● INSTRUCTIONS TO FOLLOW
Give the entries again exactly, every one of them.

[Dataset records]
++++++++

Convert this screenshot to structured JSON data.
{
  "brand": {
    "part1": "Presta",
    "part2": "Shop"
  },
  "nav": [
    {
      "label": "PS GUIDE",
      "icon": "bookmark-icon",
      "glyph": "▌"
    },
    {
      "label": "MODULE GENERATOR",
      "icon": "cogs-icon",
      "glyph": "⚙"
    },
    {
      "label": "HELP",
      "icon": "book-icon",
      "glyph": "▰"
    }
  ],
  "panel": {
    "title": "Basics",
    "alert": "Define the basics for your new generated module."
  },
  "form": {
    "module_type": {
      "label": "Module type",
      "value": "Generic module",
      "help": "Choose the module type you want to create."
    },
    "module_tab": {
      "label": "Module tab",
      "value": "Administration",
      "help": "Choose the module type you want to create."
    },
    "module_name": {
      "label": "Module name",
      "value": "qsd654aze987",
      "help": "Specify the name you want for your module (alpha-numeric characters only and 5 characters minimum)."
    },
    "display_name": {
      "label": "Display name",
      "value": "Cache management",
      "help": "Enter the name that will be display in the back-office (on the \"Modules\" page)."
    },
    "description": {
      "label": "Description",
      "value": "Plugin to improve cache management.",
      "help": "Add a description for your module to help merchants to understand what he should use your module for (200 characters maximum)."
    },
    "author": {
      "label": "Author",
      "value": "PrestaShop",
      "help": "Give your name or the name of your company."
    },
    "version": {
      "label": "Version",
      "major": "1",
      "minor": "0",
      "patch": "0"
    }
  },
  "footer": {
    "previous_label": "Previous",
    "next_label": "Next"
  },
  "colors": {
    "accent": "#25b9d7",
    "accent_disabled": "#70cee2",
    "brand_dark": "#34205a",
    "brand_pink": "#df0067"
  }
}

++++++++

● FINISHED ANSWER
Convert this screenshot to structured JSON data.
{
  "brand": {
    "part1": "Presta",
    "part2": "Shop"
  },
  "nav": [
    {
      "label": "PS GUIDE",
      "icon": "bookmark-icon",
      "glyph": "▌"
    },
    {
      "label": "MODULE GENERATOR",
      "icon": "cogs-icon",
      "glyph": "⚙"
    },
    {
      "label": "HELP",
      "icon": "book-icon",
      "glyph": "▰"
    }
  ],
  "panel": {
    "title": "Basics",
    "alert": "Define the basics for your new generated module."
  },
  "form": {
    "module_type": {
      "label": "Module type",
      "value": "Generic module",
      "help": "Choose the module type you want to create."
    },
    "module_tab": {
      "label": "Module tab",
      "value": "Administration",
      "help": "Choose the module type you want to create."
    },
    "module_name": {
      "label": "Module name",
      "value": "qsd654aze987",
      "help": "Specify the name you want for your module (alpha-numeric characters only and 5 characters minimum)."
    },
    "display_name": {
      "label": "Display name",
      "value": "Cache management",
      "help": "Enter the name that will be display in the back-office (on the \"Modules\" page)."
    },
    "description": {
      "label": "Description",
      "value": "Plugin to improve cache management.",
      "help": "Add a description for your module to help merchants to understand what he should use your module for (200 characters maximum)."
    },
    "author": {
      "label": "Author",
      "value": "PrestaShop",
      "help": "Give your name or the name of your company."
    },
    "version": {
      "label": "Version",
      "major": "1",
      "minor": "0",
      "patch": "0"
    }
  },
  "footer": {
    "previous_label": "Previous",
    "next_label": "Next"
  },
  "colors": {
    "accent": "#25b9d7",
    "accent_disabled": "#70cee2",
    "brand_dark": "#34205a",
    "brand_pink": "#df0067"
  }
}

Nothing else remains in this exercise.